> Written problem:
List each line of the data that holds the word "según".

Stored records
▶
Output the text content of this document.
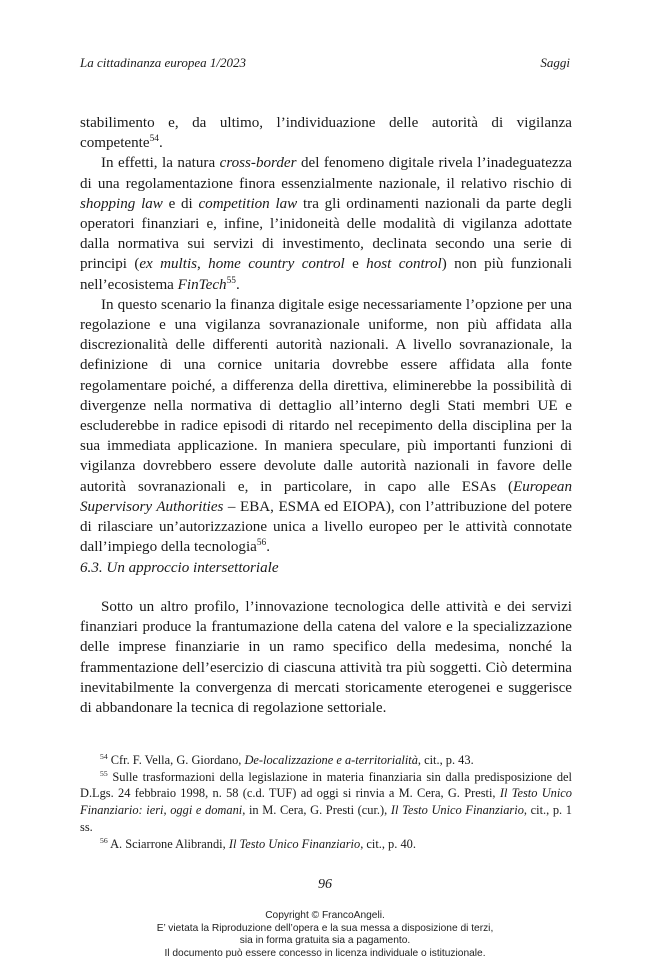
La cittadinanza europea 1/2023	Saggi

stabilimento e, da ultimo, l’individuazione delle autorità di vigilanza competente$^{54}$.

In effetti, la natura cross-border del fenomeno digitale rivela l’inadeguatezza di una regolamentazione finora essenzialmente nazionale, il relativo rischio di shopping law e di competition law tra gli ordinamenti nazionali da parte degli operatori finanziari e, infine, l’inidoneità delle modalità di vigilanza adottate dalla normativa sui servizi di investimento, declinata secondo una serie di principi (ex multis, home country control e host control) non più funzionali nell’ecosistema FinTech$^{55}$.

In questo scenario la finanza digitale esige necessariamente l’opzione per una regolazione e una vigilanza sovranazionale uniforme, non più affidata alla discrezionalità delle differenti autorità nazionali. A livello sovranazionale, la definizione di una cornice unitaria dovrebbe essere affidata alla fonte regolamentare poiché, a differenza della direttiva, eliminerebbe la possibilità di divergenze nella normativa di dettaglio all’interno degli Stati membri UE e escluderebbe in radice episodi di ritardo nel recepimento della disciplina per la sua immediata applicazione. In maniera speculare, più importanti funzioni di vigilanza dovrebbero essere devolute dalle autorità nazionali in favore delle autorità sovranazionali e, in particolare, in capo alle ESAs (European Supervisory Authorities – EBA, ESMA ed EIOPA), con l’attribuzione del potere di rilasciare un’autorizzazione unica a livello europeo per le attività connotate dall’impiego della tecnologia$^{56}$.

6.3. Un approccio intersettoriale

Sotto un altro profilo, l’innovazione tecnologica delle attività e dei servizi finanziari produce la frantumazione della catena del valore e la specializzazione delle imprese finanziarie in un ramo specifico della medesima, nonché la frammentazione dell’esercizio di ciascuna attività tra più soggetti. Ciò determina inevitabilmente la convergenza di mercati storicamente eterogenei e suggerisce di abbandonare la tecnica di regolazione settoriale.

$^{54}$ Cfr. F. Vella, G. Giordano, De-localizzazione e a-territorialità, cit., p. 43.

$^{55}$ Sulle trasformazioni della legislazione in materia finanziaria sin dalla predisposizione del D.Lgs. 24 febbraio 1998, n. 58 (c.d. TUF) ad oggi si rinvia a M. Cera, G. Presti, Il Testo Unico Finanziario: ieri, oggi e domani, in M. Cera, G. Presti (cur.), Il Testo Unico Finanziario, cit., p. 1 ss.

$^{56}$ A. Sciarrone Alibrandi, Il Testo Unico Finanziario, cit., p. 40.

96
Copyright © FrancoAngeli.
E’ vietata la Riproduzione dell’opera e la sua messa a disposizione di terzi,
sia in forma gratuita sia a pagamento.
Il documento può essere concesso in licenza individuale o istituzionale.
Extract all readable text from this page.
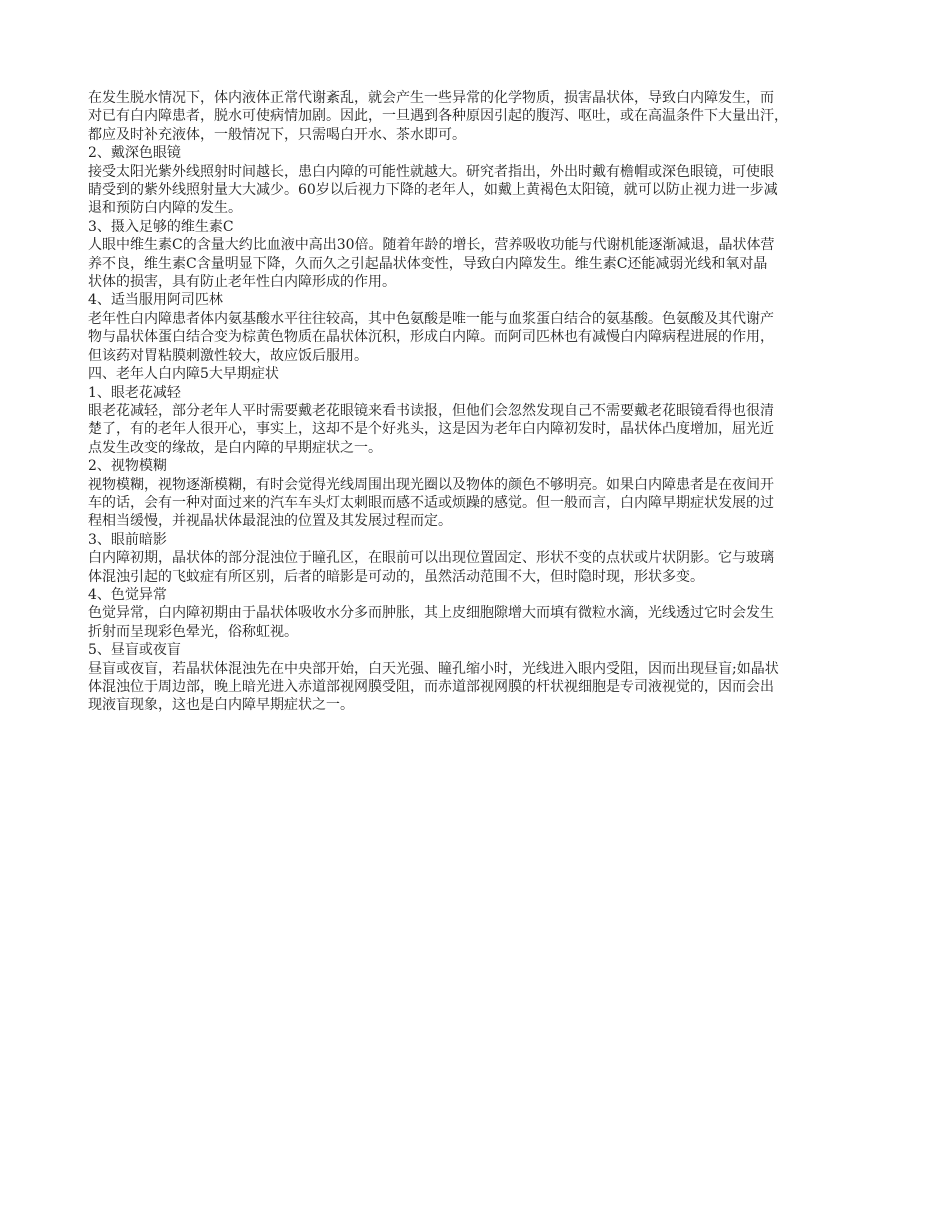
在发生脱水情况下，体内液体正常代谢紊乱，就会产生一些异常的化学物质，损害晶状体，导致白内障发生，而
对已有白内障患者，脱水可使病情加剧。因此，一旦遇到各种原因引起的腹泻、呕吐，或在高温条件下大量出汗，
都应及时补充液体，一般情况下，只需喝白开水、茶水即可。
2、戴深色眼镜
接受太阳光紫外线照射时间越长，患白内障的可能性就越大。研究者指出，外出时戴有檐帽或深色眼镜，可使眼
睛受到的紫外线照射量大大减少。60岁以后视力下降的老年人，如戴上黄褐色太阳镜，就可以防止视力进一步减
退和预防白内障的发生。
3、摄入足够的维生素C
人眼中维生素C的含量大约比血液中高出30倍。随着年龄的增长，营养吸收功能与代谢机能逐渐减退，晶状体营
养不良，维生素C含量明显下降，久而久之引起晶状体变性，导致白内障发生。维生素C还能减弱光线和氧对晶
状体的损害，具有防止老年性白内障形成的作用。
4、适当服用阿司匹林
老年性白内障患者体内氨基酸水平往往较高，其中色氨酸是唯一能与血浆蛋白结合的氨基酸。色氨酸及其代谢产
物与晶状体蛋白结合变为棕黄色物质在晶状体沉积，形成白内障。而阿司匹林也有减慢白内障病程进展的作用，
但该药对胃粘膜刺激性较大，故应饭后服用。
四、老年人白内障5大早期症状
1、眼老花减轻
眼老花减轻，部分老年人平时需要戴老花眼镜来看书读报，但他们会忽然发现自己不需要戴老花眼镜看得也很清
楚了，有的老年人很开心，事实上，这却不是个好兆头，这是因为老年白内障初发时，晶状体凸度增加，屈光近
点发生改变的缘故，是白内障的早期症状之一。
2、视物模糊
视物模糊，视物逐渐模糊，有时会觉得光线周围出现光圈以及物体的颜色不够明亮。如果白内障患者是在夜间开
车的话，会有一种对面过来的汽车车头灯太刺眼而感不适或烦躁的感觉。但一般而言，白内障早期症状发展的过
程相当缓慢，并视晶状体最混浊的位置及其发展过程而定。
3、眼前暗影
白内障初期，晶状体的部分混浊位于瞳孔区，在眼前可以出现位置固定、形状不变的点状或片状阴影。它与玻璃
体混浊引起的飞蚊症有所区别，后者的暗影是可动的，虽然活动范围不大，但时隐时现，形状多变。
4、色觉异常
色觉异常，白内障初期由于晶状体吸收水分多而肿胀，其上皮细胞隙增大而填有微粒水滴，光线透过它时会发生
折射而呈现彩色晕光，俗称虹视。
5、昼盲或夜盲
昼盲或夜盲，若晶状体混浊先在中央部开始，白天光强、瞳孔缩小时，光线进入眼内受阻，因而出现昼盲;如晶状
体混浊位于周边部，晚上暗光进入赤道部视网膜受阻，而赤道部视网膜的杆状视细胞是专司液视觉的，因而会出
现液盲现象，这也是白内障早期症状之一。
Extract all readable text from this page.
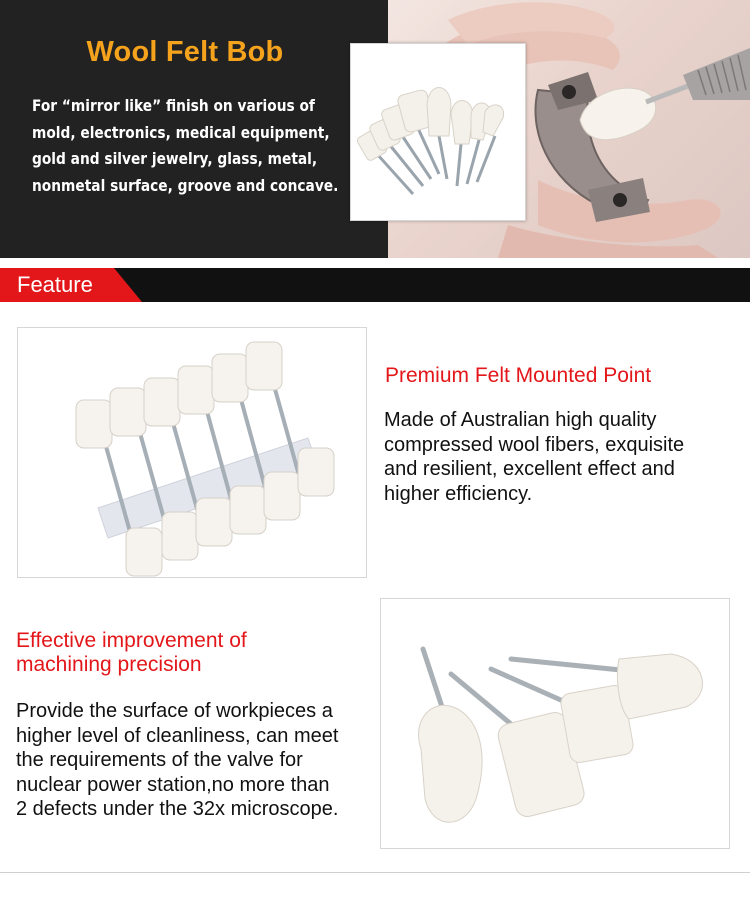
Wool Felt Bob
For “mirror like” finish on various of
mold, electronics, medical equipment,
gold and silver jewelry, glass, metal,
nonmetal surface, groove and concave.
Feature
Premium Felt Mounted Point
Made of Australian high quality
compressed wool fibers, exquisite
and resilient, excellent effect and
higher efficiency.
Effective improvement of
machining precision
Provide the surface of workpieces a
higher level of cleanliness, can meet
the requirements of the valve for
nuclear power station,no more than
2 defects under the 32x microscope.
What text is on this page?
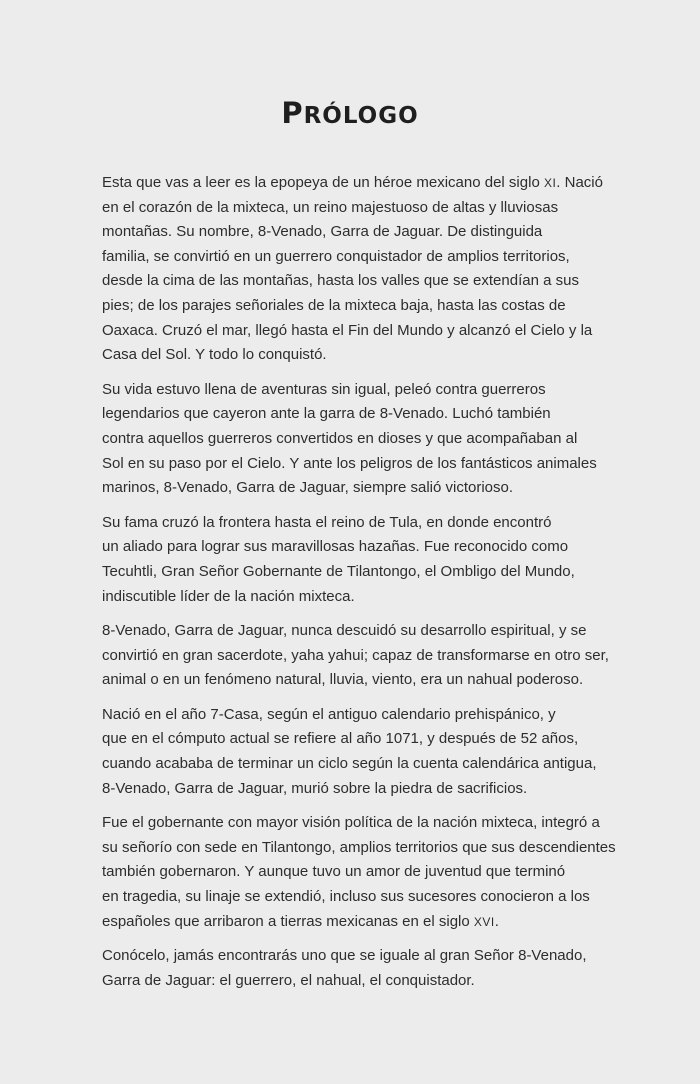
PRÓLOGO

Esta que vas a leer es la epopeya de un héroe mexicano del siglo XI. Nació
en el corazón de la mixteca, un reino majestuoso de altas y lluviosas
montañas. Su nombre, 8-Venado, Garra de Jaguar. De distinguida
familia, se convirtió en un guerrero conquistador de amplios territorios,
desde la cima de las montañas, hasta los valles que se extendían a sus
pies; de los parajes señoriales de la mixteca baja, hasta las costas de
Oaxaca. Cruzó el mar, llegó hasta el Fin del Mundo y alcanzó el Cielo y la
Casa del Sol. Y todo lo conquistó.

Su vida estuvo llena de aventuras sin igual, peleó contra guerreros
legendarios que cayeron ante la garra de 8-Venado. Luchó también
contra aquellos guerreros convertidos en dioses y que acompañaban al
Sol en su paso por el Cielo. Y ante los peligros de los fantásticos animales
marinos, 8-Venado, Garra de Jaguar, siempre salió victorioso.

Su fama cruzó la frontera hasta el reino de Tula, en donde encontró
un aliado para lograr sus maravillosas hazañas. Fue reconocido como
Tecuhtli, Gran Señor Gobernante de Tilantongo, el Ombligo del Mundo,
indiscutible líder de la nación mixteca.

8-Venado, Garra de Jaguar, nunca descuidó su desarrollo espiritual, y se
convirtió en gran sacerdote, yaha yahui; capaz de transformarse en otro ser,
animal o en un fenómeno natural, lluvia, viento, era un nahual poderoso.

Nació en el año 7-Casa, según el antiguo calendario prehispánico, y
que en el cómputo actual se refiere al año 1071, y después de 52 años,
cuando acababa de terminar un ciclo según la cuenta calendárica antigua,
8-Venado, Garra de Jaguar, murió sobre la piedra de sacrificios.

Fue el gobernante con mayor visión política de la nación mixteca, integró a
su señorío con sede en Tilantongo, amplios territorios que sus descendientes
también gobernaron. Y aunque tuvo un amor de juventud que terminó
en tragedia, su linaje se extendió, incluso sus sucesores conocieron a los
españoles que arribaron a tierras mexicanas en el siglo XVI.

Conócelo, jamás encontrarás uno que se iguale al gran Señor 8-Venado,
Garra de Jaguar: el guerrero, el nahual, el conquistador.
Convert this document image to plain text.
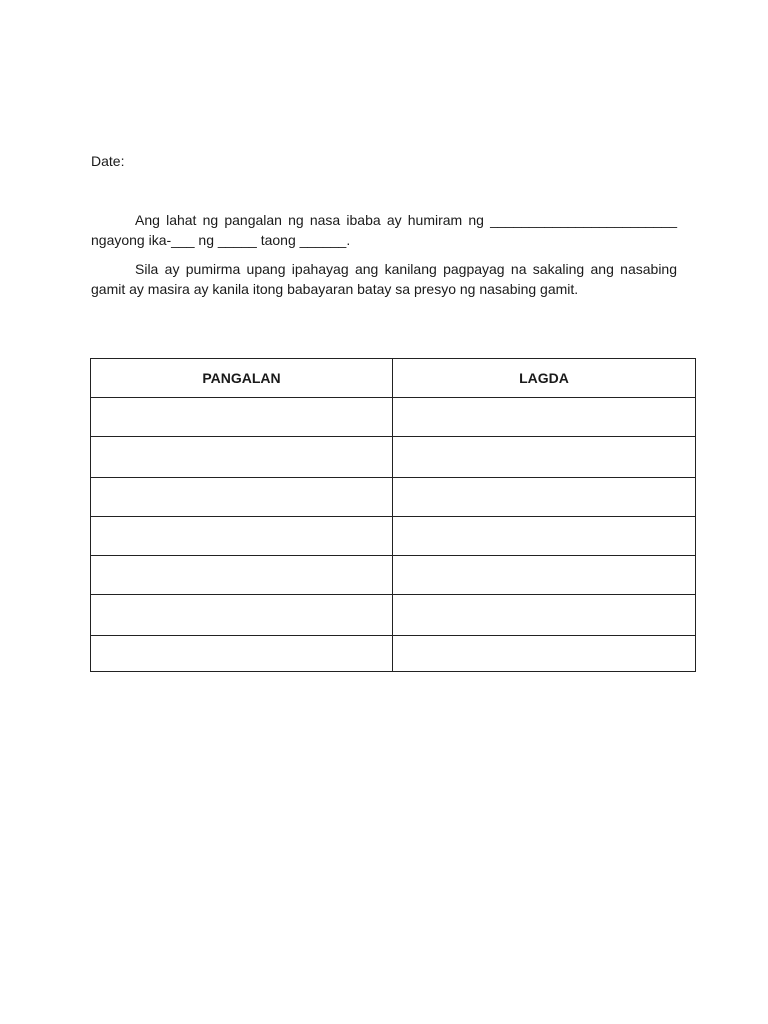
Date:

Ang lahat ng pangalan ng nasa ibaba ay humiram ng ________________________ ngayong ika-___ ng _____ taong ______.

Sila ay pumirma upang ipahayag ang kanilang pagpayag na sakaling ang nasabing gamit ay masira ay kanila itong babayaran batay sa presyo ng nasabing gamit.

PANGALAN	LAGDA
◀
> Solution to the problem:
Nació en el año 7-Casa, según el antiguo calendario prehispánico, y
cuando acababa de terminar un ciclo según la cuenta calendárica antigua,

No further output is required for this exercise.